(Part of a data file)
* BEGIN *

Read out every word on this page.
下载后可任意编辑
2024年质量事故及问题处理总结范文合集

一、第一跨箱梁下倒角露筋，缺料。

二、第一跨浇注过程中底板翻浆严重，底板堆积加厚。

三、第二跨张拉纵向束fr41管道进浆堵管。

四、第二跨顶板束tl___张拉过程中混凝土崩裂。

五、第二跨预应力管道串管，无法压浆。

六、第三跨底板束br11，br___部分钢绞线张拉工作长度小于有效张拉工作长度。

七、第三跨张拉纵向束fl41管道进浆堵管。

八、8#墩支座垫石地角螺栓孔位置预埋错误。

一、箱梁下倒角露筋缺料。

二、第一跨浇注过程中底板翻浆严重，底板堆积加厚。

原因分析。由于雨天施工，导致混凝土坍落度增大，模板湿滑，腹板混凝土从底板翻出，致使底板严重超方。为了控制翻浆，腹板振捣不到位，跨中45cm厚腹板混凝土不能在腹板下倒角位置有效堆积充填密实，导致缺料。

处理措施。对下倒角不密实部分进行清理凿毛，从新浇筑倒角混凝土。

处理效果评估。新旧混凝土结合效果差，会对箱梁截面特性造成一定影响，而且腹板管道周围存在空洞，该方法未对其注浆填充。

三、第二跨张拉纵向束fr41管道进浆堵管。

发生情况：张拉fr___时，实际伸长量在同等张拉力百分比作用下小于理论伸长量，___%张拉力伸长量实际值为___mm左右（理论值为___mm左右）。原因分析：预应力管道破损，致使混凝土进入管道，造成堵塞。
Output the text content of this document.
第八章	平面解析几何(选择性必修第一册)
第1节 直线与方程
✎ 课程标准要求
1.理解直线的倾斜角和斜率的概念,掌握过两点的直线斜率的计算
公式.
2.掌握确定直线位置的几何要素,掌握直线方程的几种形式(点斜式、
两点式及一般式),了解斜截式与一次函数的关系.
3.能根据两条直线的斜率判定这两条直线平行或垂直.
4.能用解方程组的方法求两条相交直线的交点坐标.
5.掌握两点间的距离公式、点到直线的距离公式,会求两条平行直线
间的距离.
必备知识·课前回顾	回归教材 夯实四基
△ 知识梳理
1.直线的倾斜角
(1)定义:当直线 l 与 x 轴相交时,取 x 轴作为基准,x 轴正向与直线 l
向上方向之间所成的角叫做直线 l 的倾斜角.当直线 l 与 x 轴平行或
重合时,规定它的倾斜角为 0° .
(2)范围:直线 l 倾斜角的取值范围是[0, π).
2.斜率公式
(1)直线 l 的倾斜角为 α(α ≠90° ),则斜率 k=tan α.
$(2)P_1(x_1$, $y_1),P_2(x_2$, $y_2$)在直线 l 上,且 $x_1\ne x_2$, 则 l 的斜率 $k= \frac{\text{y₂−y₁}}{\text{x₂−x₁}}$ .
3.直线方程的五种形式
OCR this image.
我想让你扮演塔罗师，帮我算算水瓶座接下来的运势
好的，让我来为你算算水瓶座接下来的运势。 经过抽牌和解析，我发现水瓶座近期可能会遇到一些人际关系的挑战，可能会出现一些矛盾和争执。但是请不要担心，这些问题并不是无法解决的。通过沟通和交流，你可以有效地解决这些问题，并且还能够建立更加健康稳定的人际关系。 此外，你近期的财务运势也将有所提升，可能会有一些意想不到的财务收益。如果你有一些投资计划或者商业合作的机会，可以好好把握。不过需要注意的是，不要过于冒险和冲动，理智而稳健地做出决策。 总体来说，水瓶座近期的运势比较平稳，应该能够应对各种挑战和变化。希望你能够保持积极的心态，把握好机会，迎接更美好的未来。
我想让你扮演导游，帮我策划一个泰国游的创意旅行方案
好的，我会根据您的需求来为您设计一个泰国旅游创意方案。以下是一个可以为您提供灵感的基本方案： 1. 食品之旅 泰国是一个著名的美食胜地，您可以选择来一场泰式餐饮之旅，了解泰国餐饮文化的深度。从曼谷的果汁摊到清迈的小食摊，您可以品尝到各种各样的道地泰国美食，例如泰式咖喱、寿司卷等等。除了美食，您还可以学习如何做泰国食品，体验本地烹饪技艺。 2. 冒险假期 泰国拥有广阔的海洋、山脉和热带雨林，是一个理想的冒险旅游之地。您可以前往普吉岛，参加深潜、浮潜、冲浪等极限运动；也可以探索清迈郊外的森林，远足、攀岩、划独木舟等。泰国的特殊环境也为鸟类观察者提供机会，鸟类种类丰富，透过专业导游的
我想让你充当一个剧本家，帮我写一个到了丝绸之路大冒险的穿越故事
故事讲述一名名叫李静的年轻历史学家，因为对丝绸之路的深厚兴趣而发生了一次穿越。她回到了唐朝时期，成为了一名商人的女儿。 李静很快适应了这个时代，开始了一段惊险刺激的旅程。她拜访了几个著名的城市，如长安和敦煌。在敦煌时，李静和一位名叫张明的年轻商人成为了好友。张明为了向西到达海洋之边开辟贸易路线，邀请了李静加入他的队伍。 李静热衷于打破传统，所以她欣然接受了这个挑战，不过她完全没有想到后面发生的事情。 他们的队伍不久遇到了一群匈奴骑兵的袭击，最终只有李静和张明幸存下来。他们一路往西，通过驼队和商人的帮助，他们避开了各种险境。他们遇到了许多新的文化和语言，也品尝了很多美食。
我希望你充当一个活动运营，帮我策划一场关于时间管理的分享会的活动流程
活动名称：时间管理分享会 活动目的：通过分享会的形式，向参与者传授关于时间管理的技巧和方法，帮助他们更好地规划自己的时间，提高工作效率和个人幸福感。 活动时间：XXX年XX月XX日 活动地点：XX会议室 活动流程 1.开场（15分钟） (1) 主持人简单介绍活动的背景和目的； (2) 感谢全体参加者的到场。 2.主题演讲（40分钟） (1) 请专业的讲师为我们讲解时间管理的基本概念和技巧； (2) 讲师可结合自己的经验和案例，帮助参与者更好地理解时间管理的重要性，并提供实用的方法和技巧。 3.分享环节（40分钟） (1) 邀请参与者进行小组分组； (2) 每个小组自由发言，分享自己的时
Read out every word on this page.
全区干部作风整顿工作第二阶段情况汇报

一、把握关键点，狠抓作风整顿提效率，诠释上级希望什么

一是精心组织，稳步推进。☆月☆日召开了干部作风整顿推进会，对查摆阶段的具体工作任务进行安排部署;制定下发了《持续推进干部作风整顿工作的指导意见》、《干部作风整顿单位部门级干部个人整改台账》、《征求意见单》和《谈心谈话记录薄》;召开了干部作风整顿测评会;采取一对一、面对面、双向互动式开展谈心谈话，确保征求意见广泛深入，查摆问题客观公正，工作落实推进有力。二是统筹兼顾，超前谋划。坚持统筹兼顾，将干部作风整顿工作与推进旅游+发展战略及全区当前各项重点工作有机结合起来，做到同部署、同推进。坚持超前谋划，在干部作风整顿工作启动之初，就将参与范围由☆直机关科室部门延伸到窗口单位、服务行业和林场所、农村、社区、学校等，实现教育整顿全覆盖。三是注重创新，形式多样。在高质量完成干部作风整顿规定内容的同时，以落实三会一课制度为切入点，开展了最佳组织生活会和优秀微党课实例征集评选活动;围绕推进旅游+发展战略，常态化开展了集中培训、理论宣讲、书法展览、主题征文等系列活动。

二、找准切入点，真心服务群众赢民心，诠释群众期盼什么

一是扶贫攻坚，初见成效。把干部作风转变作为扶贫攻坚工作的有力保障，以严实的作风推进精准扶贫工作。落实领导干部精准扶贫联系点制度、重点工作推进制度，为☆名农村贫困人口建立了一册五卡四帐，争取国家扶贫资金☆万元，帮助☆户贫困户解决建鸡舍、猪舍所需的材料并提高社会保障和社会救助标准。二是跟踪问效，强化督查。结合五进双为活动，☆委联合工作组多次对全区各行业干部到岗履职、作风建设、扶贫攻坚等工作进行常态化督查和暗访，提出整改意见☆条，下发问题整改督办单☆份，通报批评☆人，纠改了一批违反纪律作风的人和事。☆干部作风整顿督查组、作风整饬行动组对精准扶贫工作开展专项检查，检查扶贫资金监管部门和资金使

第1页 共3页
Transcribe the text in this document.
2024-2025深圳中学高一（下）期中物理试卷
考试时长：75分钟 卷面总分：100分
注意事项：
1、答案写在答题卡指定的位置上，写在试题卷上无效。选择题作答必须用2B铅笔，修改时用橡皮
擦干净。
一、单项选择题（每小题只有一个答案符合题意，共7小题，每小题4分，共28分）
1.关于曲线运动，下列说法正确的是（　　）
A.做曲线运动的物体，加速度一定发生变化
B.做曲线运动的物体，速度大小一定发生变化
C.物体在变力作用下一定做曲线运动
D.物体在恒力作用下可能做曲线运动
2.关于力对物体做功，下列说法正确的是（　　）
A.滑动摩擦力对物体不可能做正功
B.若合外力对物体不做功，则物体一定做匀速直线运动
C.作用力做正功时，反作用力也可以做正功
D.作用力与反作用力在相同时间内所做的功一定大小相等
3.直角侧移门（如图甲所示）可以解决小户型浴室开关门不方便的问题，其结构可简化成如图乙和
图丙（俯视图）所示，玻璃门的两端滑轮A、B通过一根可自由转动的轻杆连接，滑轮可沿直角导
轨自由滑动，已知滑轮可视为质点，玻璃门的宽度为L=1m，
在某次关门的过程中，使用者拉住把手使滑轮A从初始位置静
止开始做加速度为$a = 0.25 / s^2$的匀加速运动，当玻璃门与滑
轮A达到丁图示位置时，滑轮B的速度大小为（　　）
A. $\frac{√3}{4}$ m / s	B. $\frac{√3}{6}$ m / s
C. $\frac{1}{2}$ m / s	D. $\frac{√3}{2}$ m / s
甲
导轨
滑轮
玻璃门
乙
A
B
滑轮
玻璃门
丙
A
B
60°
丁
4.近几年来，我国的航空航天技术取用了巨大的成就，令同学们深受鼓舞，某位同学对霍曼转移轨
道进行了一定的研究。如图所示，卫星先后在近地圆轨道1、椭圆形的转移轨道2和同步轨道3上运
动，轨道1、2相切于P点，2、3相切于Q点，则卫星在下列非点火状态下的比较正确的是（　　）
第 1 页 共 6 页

* END *

▸ Your goal
Among the lines of the material, find those that hold the word "下列说法正确的是" and copy them.

▸ Solution for this exercise
1.关于曲线运动，下列说法正确的是（　　）
2.关于力对物体做功，下列说法正确的是（　　）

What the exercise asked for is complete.